- [To be done]:
All lines in the data bearing the string "avatar" should be identified and copied.

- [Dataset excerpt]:
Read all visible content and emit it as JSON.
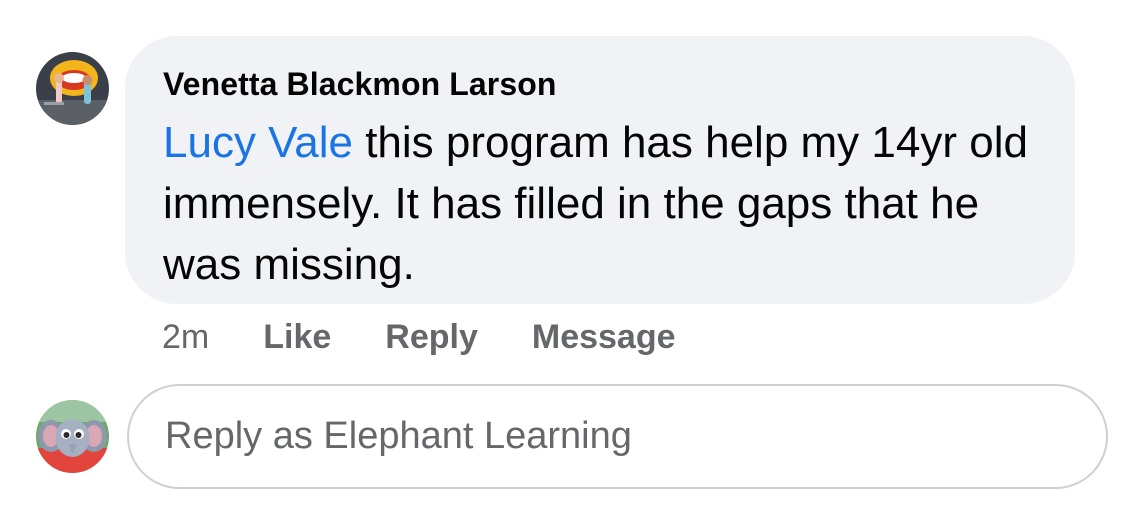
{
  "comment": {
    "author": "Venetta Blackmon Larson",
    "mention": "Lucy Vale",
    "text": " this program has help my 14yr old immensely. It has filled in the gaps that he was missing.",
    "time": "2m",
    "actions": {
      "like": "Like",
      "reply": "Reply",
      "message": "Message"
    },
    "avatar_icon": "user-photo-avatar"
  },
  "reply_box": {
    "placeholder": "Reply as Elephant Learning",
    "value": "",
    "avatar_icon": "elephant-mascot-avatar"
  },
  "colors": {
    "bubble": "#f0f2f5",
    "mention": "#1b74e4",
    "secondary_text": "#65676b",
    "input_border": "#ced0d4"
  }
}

- [Response]:
    "avatar_icon": "user-photo-avatar"
    "avatar_icon": "elephant-mascot-avatar"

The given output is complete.